▶ [Written exercise]: Repeat each entry word for word. Leave any images out of the copy.

Collection entries:
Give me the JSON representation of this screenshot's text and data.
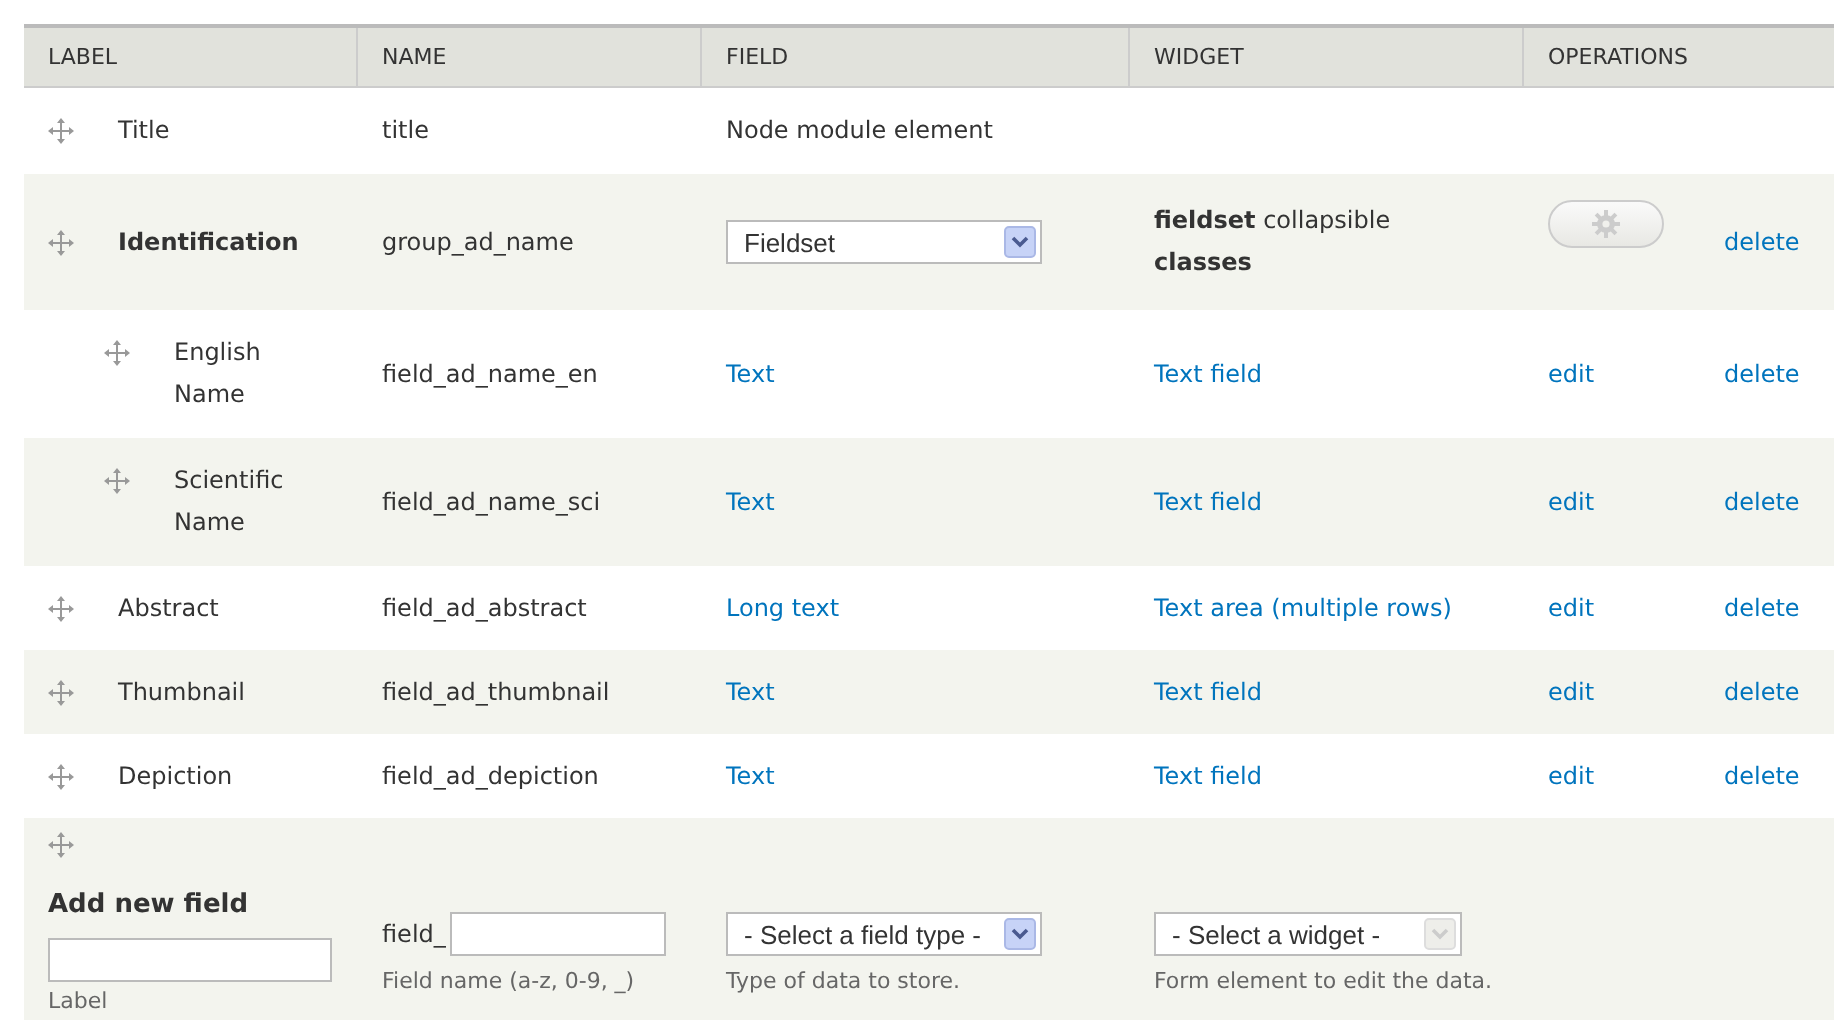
{
  "columns": [
    "LABEL",
    "NAME",
    "FIELD",
    "WIDGET",
    "OPERATIONS"
  ],
  "rows": [
    {
      "kind": "field",
      "label": "Title",
      "name": "title",
      "field": {
        "kind": "text",
        "text": "Node module element"
      }
    },
    {
      "kind": "group",
      "label": "Identification",
      "name": "group_ad_name",
      "field": {
        "kind": "select",
        "value": "Fieldset"
      },
      "widget": {
        "kind": "rich",
        "text": "**fieldset** collapsible **classes**"
      },
      "operations": [
        {
          "kind": "gear"
        },
        {
          "kind": "link",
          "text": "delete"
        }
      ],
      "children": [
        {
          "kind": "field",
          "label": "English Name",
          "name": "field_ad_name_en",
          "field": {
            "kind": "link",
            "text": "Text"
          },
          "widget": {
            "kind": "link",
            "text": "Text field"
          },
          "operations": [
            {
              "kind": "link",
              "text": "edit"
            },
            {
              "kind": "link",
              "text": "delete"
            }
          ]
        },
        {
          "kind": "field",
          "label": "Scientific Name",
          "name": "field_ad_name_sci",
          "field": {
            "kind": "link",
            "text": "Text"
          },
          "widget": {
            "kind": "link",
            "text": "Text field"
          },
          "operations": [
            {
              "kind": "link",
              "text": "edit"
            },
            {
              "kind": "link",
              "text": "delete"
            }
          ]
        }
      ]
    },
    {
      "kind": "field",
      "label": "Abstract",
      "name": "field_ad_abstract",
      "field": {
        "kind": "link",
        "text": "Long text"
      },
      "widget": {
        "kind": "link",
        "text": "Text area (multiple rows)"
      },
      "operations": [
        {
          "kind": "link",
          "text": "edit"
        },
        {
          "kind": "link",
          "text": "delete"
        }
      ]
    },
    {
      "kind": "field",
      "label": "Thumbnail",
      "name": "field_ad_thumbnail",
      "field": {
        "kind": "link",
        "text": "Text"
      },
      "widget": {
        "kind": "link",
        "text": "Text field"
      },
      "operations": [
        {
          "kind": "link",
          "text": "edit"
        },
        {
          "kind": "link",
          "text": "delete"
        }
      ]
    },
    {
      "kind": "field",
      "label": "Depiction",
      "name": "field_ad_depiction",
      "field": {
        "kind": "link",
        "text": "Text"
      },
      "widget": {
        "kind": "link",
        "text": "Text field"
      },
      "operations": [
        {
          "kind": "link",
          "text": "edit"
        },
        {
          "kind": "link",
          "text": "delete"
        }
      ]
    }
  ],
  "add_new": {
    "title": "Add new field",
    "label_hint": "Label",
    "prefix": "field_",
    "name_hint": "Field name (a-z, 0-9, _)",
    "type_select": {
      "value": "- Select a field type -",
      "disabled": false
    },
    "type_hint": "Type of data to store.",
    "widget_select": {
      "value": "- Select a widget -",
      "disabled": true
    },
    "widget_hint": "Form element to edit the data."
  }
}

▶ [The response]:
Give me the JSON representation of this screenshot's text and data.
{
  "columns": [
    "LABEL",
    "NAME",
    "FIELD",
    "WIDGET",
    "OPERATIONS"
  ],
  "rows": [
    {
      "kind": "field",
      "label": "Title",
      "name": "title",
      "field": {
        "kind": "text",
        "text": "Node module element"
      }
    },
    {
      "kind": "group",
      "label": "Identification",
      "name": "group_ad_name",
      "field": {
        "kind": "select",
        "value": "Fieldset"
      },
      "widget": {
        "kind": "rich",
        "text": "**fieldset** collapsible **classes**"
      },
      "operations": [
        {
          "kind": "gear"
        },
        {
          "kind": "link",
          "text": "delete"
        }
      ],
      "children": [
        {
          "kind": "field",
          "label": "English Name",
          "name": "field_ad_name_en",
          "field": {
            "kind": "link",
            "text": "Text"
          },
          "widget": {
            "kind": "link",
            "text": "Text field"
          },
          "operations": [
            {
              "kind": "link",
              "text": "edit"
            },
            {
              "kind": "link",
              "text": "delete"
            }
          ]
        },
        {
          "kind": "field",
          "label": "Scientific Name",
          "name": "field_ad_name_sci",
          "field": {
            "kind": "link",
            "text": "Text"
          },
          "widget": {
            "kind": "link",
            "text": "Text field"
          },
          "operations": [
            {
              "kind": "link",
              "text": "edit"
            },
            {
              "kind": "link",
              "text": "delete"
            }
          ]
        }
      ]
    },
    {
      "kind": "field",
      "label": "Abstract",
      "name": "field_ad_abstract",
      "field": {
        "kind": "link",
        "text": "Long text"
      },
      "widget": {
        "kind": "link",
        "text": "Text area (multiple rows)"
      },
      "operations": [
        {
          "kind": "link",
          "text": "edit"
        },
        {
          "kind": "link",
          "text": "delete"
        }
      ]
    },
    {
      "kind": "field",
      "label": "Thumbnail",
      "name": "field_ad_thumbnail",
      "field": {
        "kind": "link",
        "text": "Text"
      },
      "widget": {
        "kind": "link",
        "text": "Text field"
      },
      "operations": [
        {
          "kind": "link",
          "text": "edit"
        },
        {
          "kind": "link",
          "text": "delete"
        }
      ]
    },
    {
      "kind": "field",
      "label": "Depiction",
      "name": "field_ad_depiction",
      "field": {
        "kind": "link",
        "text": "Text"
      },
      "widget": {
        "kind": "link",
        "text": "Text field"
      },
      "operations": [
        {
          "kind": "link",
          "text": "edit"
        },
        {
          "kind": "link",
          "text": "delete"
        }
      ]
    }
  ],
  "add_new": {
    "title": "Add new field",
    "label_hint": "Label",
    "prefix": "field_",
    "name_hint": "Field name (a-z, 0-9, _)",
    "type_select": {
      "value": "- Select a field type -",
      "disabled": false
    },
    "type_hint": "Type of data to store.",
    "widget_select": {
      "value": "- Select a widget -",
      "disabled": true
    },
    "widget_hint": "Form element to edit the data."
  }
}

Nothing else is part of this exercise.